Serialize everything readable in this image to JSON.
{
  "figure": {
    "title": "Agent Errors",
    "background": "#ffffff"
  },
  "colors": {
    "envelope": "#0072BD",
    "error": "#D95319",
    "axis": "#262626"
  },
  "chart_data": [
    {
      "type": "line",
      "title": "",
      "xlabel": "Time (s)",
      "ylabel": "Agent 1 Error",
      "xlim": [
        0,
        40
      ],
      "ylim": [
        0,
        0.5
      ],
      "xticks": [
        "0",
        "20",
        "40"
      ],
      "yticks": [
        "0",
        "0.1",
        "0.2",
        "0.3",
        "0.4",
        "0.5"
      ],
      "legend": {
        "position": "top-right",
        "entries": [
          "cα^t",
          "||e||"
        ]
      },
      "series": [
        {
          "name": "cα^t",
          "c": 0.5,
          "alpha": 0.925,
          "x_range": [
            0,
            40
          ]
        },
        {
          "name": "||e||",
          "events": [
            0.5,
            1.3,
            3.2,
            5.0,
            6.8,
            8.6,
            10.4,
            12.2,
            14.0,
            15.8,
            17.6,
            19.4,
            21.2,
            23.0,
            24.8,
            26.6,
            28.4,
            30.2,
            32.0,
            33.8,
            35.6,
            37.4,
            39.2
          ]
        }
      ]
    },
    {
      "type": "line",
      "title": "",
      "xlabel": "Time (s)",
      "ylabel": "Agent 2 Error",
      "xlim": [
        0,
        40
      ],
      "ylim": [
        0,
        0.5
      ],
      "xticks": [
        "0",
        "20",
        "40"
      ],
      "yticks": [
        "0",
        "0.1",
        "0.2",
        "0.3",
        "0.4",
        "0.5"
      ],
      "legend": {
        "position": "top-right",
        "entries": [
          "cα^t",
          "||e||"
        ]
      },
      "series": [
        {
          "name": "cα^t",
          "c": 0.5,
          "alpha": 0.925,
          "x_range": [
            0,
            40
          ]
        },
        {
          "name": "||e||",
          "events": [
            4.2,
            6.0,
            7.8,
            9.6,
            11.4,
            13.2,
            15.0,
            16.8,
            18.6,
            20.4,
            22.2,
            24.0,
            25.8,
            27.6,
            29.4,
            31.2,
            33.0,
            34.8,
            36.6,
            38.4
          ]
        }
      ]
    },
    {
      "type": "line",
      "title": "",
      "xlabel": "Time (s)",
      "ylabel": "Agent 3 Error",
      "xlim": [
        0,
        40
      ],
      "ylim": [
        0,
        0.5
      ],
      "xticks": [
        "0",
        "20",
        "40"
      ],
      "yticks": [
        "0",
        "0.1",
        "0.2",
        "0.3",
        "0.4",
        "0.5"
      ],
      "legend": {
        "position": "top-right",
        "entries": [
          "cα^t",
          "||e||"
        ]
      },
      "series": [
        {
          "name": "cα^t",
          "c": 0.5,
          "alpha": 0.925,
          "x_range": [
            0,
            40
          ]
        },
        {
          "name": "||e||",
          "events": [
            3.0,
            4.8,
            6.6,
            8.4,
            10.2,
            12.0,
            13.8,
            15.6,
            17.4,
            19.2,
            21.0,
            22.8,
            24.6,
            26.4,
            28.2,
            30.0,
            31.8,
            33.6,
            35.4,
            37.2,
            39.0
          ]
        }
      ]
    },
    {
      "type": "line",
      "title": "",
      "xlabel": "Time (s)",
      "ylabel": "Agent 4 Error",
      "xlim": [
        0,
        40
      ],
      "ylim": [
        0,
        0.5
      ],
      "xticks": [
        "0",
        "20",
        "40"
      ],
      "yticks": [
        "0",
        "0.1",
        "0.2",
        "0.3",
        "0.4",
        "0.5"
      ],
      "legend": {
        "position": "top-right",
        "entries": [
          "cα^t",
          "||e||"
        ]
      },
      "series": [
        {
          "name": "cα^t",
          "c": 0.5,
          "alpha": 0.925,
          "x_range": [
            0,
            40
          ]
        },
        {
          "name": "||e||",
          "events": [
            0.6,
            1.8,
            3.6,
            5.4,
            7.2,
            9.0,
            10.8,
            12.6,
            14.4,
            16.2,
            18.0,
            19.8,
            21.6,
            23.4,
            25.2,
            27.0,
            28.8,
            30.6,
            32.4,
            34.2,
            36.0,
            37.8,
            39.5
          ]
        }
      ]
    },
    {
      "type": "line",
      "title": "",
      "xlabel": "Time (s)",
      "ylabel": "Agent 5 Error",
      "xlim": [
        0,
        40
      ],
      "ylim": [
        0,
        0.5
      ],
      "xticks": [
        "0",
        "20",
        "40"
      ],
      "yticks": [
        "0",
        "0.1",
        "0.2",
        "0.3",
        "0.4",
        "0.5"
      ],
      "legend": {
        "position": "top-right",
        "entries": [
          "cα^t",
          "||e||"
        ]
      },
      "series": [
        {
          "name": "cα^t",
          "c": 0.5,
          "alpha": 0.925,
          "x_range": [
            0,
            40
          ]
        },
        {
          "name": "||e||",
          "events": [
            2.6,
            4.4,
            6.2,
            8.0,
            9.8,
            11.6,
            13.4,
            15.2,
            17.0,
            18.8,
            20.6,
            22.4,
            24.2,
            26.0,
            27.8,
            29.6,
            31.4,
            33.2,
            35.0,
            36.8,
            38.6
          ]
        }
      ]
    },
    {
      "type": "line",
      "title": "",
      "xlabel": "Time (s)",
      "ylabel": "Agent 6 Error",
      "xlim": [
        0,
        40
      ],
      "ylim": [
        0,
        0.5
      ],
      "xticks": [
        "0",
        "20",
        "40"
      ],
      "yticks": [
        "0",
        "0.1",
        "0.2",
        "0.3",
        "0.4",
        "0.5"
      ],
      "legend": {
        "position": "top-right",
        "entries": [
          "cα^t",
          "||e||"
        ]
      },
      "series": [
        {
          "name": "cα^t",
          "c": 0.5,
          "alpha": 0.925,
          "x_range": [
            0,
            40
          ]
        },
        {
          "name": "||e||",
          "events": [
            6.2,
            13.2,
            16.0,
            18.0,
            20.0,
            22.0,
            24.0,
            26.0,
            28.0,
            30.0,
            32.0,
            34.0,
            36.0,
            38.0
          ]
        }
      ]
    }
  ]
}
○ ○ ○
### To be done
Copy the material above back out, exactly as written.

### Response to this exercise
Serialize everything readable in this image to JSON.
{
  "figure": {
    "title": "Agent Errors",
    "background": "#ffffff"
  },
  "colors": {
    "envelope": "#0072BD",
    "error": "#D95319",
    "axis": "#262626"
  },
  "chart_data": [
    {
      "type": "line",
      "title": "",
      "xlabel": "Time (s)",
      "ylabel": "Agent 1 Error",
      "xlim": [
        0,
        40
      ],
      "ylim": [
        0,
        0.5
      ],
      "xticks": [
        "0",
        "20",
        "40"
      ],
      "yticks": [
        "0",
        "0.1",
        "0.2",
        "0.3",
        "0.4",
        "0.5"
      ],
      "legend": {
        "position": "top-right",
        "entries": [
          "cα^t",
          "||e||"
        ]
      },
      "series": [
        {
          "name": "cα^t",
          "c": 0.5,
          "alpha": 0.925,
          "x_range": [
            0,
            40
          ]
        },
        {
          "name": "||e||",
          "events": [
            0.5,
            1.3,
            3.2,
            5.0,
            6.8,
            8.6,
            10.4,
            12.2,
            14.0,
            15.8,
            17.6,
            19.4,
            21.2,
            23.0,
            24.8,
            26.6,
            28.4,
            30.2,
            32.0,
            33.8,
            35.6,
            37.4,
            39.2
          ]
        }
      ]
    },
    {
      "type": "line",
      "title": "",
      "xlabel": "Time (s)",
      "ylabel": "Agent 2 Error",
      "xlim": [
        0,
        40
      ],
      "ylim": [
        0,
        0.5
      ],
      "xticks": [
        "0",
        "20",
        "40"
      ],
      "yticks": [
        "0",
        "0.1",
        "0.2",
        "0.3",
        "0.4",
        "0.5"
      ],
      "legend": {
        "position": "top-right",
        "entries": [
          "cα^t",
          "||e||"
        ]
      },
      "series": [
        {
          "name": "cα^t",
          "c": 0.5,
          "alpha": 0.925,
          "x_range": [
            0,
            40
          ]
        },
        {
          "name": "||e||",
          "events": [
            4.2,
            6.0,
            7.8,
            9.6,
            11.4,
            13.2,
            15.0,
            16.8,
            18.6,
            20.4,
            22.2,
            24.0,
            25.8,
            27.6,
            29.4,
            31.2,
            33.0,
            34.8,
            36.6,
            38.4
          ]
        }
      ]
    },
    {
      "type": "line",
      "title": "",
      "xlabel": "Time (s)",
      "ylabel": "Agent 3 Error",
      "xlim": [
        0,
        40
      ],
      "ylim": [
        0,
        0.5
      ],
      "xticks": [
        "0",
        "20",
        "40"
      ],
      "yticks": [
        "0",
        "0.1",
        "0.2",
        "0.3",
        "0.4",
        "0.5"
      ],
      "legend": {
        "position": "top-right",
        "entries": [
          "cα^t",
          "||e||"
        ]
      },
      "series": [
        {
          "name": "cα^t",
          "c": 0.5,
          "alpha": 0.925,
          "x_range": [
            0,
            40
          ]
        },
        {
          "name": "||e||",
          "events": [
            3.0,
            4.8,
            6.6,
            8.4,
            10.2,
            12.0,
            13.8,
            15.6,
            17.4,
            19.2,
            21.0,
            22.8,
            24.6,
            26.4,
            28.2,
            30.0,
            31.8,
            33.6,
            35.4,
            37.2,
            39.0
          ]
        }
      ]
    },
    {
      "type": "line",
      "title": "",
      "xlabel": "Time (s)",
      "ylabel": "Agent 4 Error",
      "xlim": [
        0,
        40
      ],
      "ylim": [
        0,
        0.5
      ],
      "xticks": [
        "0",
        "20",
        "40"
      ],
      "yticks": [
        "0",
        "0.1",
        "0.2",
        "0.3",
        "0.4",
        "0.5"
      ],
      "legend": {
        "position": "top-right",
        "entries": [
          "cα^t",
          "||e||"
        ]
      },
      "series": [
        {
          "name": "cα^t",
          "c": 0.5,
          "alpha": 0.925,
          "x_range": [
            0,
            40
          ]
        },
        {
          "name": "||e||",
          "events": [
            0.6,
            1.8,
            3.6,
            5.4,
            7.2,
            9.0,
            10.8,
            12.6,
            14.4,
            16.2,
            18.0,
            19.8,
            21.6,
            23.4,
            25.2,
            27.0,
            28.8,
            30.6,
            32.4,
            34.2,
            36.0,
            37.8,
            39.5
          ]
        }
      ]
    },
    {
      "type": "line",
      "title": "",
      "xlabel": "Time (s)",
      "ylabel": "Agent 5 Error",
      "xlim": [
        0,
        40
      ],
      "ylim": [
        0,
        0.5
      ],
      "xticks": [
        "0",
        "20",
        "40"
      ],
      "yticks": [
        "0",
        "0.1",
        "0.2",
        "0.3",
        "0.4",
        "0.5"
      ],
      "legend": {
        "position": "top-right",
        "entries": [
          "cα^t",
          "||e||"
        ]
      },
      "series": [
        {
          "name": "cα^t",
          "c": 0.5,
          "alpha": 0.925,
          "x_range": [
            0,
            40
          ]
        },
        {
          "name": "||e||",
          "events": [
            2.6,
            4.4,
            6.2,
            8.0,
            9.8,
            11.6,
            13.4,
            15.2,
            17.0,
            18.8,
            20.6,
            22.4,
            24.2,
            26.0,
            27.8,
            29.6,
            31.4,
            33.2,
            35.0,
            36.8,
            38.6
          ]
        }
      ]
    },
    {
      "type": "line",
      "title": "",
      "xlabel": "Time (s)",
      "ylabel": "Agent 6 Error",
      "xlim": [
        0,
        40
      ],
      "ylim": [
        0,
        0.5
      ],
      "xticks": [
        "0",
        "20",
        "40"
      ],
      "yticks": [
        "0",
        "0.1",
        "0.2",
        "0.3",
        "0.4",
        "0.5"
      ],
      "legend": {
        "position": "top-right",
        "entries": [
          "cα^t",
          "||e||"
        ]
      },
      "series": [
        {
          "name": "cα^t",
          "c": 0.5,
          "alpha": 0.925,
          "x_range": [
            0,
            40
          ]
        },
        {
          "name": "||e||",
          "events": [
            6.2,
            13.2,
            16.0,
            18.0,
            20.0,
            22.0,
            24.0,
            26.0,
            28.0,
            30.0,
            32.0,
            34.0,
            36.0,
            38.0
          ]
        }
      ]
    }
  ]
}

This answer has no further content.